TASK INSTRUCTIONS – Each record is to be printed again precisely as it reads.
==============================
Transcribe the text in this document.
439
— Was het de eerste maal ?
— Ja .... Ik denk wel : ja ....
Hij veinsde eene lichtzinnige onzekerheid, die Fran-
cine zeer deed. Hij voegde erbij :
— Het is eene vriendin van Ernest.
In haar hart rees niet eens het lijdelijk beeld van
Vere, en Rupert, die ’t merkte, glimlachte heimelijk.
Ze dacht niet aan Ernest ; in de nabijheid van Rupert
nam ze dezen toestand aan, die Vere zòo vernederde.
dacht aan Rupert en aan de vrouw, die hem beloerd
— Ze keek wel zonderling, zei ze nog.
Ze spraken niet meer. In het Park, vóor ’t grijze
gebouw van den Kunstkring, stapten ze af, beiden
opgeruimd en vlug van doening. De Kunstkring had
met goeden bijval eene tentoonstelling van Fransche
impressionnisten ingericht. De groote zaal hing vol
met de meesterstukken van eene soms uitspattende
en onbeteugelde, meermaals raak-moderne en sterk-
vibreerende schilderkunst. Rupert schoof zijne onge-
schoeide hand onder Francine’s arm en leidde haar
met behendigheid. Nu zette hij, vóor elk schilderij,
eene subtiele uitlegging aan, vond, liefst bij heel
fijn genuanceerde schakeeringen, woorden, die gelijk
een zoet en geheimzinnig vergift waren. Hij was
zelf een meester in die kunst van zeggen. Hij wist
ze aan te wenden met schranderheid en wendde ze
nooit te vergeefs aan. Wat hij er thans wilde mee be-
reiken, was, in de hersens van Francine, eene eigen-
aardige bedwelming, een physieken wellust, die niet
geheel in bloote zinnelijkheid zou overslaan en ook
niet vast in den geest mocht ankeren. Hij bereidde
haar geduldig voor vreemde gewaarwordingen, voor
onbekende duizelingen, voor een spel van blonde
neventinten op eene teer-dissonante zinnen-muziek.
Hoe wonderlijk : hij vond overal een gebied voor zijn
==============================
EXERCISE RESULT –
Transcribe the text in this document.
439
— Was het de eerste maal ?
— Ja .... Ik denk wel : ja ....
Hij veinsde eene lichtzinnige onzekerheid, die Fran-
cine zeer deed. Hij voegde erbij :
— Het is eene vriendin van Ernest.
In haar hart rees niet eens het lijdelijk beeld van
Vere, en Rupert, die ’t merkte, glimlachte heimelijk.
Ze dacht niet aan Ernest ; in de nabijheid van Rupert
nam ze dezen toestand aan, die Vere zòo vernederde.
dacht aan Rupert en aan de vrouw, die hem beloerd
— Ze keek wel zonderling, zei ze nog.
Ze spraken niet meer. In het Park, vóor ’t grijze
gebouw van den Kunstkring, stapten ze af, beiden
opgeruimd en vlug van doening. De Kunstkring had
met goeden bijval eene tentoonstelling van Fransche
impressionnisten ingericht. De groote zaal hing vol
met de meesterstukken van eene soms uitspattende
en onbeteugelde, meermaals raak-moderne en sterk-
vibreerende schilderkunst. Rupert schoof zijne onge-
schoeide hand onder Francine’s arm en leidde haar
met behendigheid. Nu zette hij, vóor elk schilderij,
eene subtiele uitlegging aan, vond, liefst bij heel
fijn genuanceerde schakeeringen, woorden, die gelijk
een zoet en geheimzinnig vergift waren. Hij was
zelf een meester in die kunst van zeggen. Hij wist
ze aan te wenden met schranderheid en wendde ze
nooit te vergeefs aan. Wat hij er thans wilde mee be-
reiken, was, in de hersens van Francine, eene eigen-
aardige bedwelming, een physieken wellust, die niet
geheel in bloote zinnelijkheid zou overslaan en ook
niet vast in den geest mocht ankeren. Hij bereidde
haar geduldig voor vreemde gewaarwordingen, voor
onbekende duizelingen, voor een spel van blonde
neventinten op eene teer-dissonante zinnen-muziek.
Hoe wonderlijk : hij vond overal een gebied voor zijn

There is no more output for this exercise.